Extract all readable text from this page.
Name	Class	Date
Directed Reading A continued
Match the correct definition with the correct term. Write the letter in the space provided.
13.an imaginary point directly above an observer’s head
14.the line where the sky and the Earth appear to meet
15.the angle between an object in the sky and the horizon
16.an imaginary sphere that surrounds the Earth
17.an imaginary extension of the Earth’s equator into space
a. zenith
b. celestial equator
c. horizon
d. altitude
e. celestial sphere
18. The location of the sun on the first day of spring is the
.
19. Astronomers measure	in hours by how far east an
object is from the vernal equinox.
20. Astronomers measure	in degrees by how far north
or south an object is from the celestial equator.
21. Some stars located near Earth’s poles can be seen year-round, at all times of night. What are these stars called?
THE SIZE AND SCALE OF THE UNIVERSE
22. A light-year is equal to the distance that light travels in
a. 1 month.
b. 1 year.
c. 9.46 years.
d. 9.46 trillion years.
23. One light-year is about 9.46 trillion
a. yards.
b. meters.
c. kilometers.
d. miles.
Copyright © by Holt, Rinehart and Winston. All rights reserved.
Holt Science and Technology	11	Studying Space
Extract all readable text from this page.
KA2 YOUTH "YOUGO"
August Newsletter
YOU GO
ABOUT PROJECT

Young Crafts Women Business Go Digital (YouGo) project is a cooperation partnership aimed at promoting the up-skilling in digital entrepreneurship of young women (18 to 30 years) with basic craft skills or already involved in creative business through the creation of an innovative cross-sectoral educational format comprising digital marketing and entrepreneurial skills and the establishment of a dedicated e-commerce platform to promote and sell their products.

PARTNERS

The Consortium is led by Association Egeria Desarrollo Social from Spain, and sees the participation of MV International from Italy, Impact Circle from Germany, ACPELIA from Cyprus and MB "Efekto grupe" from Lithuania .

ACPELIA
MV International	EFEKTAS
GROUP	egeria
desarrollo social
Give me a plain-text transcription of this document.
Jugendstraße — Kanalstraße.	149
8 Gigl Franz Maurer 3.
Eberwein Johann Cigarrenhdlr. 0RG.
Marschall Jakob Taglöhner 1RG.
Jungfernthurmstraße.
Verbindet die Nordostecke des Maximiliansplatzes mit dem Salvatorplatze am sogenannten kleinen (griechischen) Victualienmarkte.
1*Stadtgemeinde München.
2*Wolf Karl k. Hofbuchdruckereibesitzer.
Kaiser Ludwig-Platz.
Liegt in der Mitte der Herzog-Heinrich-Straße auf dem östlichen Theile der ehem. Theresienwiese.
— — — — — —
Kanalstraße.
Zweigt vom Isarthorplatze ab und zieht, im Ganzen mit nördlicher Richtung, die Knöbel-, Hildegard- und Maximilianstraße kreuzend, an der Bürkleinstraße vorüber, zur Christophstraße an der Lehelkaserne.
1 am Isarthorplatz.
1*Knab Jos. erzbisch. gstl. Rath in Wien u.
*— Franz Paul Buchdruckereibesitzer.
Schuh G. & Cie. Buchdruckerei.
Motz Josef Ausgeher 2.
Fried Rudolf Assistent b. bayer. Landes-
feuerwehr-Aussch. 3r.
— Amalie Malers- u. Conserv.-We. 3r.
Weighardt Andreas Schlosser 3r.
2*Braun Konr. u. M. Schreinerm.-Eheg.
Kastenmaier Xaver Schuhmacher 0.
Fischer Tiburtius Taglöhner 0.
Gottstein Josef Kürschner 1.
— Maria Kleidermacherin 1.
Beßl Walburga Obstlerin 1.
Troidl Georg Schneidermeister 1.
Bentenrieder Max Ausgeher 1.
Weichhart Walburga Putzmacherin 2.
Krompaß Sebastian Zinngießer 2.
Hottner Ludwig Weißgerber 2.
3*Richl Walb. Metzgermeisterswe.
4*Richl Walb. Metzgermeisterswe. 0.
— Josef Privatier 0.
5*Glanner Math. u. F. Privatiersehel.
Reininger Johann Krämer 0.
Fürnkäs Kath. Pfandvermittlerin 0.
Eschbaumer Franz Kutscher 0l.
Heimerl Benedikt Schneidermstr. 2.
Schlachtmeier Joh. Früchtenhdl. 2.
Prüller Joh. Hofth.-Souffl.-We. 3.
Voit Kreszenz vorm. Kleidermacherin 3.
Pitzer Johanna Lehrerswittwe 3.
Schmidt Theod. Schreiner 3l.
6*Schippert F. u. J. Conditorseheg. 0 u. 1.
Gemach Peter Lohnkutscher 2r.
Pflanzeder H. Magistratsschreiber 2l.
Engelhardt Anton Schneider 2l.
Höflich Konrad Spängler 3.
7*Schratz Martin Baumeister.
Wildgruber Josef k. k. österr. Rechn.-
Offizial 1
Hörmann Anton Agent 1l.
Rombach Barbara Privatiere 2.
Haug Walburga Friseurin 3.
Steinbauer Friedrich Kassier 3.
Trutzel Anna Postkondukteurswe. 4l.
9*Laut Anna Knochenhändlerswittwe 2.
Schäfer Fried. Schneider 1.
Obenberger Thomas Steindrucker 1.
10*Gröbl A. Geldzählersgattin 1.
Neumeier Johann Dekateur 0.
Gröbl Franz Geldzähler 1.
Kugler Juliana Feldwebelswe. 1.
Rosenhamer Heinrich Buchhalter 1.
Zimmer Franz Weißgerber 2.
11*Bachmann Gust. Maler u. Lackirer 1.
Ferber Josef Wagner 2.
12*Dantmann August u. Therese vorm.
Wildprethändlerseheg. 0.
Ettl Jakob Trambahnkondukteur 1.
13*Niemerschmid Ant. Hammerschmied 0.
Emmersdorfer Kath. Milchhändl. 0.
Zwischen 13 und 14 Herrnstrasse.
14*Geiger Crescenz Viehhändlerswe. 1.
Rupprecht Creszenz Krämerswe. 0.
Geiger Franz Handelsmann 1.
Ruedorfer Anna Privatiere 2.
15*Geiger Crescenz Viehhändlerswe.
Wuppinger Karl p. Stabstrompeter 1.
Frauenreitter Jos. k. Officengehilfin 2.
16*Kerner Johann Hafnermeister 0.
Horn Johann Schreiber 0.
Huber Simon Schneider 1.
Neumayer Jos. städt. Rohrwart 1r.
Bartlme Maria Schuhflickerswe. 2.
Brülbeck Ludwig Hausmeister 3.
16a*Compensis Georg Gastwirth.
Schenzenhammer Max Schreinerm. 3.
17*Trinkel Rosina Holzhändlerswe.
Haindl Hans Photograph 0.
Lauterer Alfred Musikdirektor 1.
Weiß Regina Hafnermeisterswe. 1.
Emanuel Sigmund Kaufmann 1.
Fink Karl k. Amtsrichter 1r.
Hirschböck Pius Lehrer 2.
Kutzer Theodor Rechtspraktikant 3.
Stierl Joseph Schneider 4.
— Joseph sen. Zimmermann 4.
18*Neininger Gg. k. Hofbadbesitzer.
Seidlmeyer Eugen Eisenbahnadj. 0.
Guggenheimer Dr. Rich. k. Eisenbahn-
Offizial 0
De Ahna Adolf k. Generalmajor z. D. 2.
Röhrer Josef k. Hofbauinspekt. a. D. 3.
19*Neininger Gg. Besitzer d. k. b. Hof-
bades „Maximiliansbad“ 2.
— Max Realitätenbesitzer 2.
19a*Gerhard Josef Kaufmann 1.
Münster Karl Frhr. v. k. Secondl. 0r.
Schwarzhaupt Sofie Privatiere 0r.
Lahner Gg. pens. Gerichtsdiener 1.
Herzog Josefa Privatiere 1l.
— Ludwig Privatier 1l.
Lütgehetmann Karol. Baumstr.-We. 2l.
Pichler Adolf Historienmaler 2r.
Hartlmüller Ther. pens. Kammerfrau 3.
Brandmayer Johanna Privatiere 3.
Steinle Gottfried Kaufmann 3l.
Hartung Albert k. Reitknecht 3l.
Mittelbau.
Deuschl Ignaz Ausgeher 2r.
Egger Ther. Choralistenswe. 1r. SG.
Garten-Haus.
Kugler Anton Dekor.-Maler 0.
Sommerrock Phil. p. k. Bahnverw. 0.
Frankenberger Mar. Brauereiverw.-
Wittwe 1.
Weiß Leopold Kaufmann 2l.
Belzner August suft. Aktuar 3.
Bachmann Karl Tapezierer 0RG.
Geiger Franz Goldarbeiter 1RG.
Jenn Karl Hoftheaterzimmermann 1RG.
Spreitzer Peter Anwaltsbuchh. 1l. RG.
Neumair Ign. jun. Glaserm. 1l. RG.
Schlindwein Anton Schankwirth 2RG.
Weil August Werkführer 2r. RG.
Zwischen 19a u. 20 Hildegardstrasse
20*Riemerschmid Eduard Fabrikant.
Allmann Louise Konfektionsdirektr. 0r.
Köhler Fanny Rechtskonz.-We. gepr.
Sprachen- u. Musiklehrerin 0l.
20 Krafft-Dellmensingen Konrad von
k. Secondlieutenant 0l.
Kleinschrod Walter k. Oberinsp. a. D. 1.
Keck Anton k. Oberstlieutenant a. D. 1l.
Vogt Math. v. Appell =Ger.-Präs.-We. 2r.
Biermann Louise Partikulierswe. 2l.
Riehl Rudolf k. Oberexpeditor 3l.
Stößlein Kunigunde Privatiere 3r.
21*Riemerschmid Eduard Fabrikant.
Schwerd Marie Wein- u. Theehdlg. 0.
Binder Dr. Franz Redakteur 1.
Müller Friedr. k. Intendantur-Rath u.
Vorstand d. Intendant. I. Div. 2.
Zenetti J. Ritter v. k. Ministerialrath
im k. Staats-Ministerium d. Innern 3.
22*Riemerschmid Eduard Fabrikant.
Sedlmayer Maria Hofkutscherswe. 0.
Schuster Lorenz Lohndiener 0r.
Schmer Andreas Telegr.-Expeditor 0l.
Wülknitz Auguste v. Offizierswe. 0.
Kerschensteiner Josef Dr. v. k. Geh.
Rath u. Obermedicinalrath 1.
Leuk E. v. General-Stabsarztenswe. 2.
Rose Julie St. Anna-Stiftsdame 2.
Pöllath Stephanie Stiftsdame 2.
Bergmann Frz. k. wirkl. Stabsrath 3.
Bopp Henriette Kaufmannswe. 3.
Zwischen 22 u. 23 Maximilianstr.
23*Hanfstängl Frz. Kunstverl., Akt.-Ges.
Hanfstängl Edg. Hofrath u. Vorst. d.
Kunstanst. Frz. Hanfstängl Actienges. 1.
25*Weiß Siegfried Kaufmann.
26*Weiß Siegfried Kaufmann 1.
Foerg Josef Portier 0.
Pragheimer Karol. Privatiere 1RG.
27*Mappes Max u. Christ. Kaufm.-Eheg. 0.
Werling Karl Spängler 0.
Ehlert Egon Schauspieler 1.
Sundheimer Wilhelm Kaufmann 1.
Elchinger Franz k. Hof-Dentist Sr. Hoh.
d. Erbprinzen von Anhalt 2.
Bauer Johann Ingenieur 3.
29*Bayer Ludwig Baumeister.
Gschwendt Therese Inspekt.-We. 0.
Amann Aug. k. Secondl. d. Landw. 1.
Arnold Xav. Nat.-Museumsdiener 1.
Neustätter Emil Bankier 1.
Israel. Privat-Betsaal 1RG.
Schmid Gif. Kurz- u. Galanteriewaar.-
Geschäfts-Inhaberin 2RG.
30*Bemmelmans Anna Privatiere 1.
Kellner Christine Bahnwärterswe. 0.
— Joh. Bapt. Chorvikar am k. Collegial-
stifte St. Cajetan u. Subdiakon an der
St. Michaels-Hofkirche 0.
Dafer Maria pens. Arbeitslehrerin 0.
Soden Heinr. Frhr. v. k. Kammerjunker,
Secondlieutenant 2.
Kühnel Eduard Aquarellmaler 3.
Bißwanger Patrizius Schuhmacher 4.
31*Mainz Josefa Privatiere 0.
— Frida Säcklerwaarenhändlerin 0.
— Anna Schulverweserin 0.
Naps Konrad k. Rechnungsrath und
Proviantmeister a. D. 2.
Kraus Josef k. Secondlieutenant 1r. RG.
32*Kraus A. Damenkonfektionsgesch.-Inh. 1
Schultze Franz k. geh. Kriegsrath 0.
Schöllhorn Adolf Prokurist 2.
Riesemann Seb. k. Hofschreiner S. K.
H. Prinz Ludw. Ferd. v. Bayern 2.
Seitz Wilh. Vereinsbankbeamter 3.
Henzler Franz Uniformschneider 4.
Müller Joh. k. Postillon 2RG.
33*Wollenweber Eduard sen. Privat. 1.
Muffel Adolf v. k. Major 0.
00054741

====================

To be done:
Where a line in the material above holds "Spängler", copy that line.

Exercise result:
Höflich Konrad Spängler 3.
Werling Karl Spängler 0.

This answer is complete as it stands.